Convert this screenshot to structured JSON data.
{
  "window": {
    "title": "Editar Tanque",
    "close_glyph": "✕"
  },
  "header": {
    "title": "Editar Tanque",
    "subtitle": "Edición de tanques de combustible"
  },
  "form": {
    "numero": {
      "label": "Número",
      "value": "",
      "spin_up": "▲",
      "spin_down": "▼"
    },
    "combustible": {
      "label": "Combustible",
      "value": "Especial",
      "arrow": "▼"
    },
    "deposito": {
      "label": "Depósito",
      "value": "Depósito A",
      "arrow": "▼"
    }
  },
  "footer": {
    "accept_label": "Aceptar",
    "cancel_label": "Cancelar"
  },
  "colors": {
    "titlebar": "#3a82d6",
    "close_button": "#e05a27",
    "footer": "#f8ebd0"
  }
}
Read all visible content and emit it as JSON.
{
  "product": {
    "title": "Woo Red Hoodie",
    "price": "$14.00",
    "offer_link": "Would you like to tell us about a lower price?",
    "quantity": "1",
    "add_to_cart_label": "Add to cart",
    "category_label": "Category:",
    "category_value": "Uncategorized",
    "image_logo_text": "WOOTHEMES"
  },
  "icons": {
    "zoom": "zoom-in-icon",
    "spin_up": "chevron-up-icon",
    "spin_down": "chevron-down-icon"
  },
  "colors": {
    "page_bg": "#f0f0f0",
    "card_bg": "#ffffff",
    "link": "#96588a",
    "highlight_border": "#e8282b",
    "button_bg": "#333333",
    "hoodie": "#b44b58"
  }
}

•••••

Given exercise
Copy every line above that holds the word "chevron".

Exercise response
    "spin_up": "chevron-up-icon",
    "spin_down": "chevron-down-icon"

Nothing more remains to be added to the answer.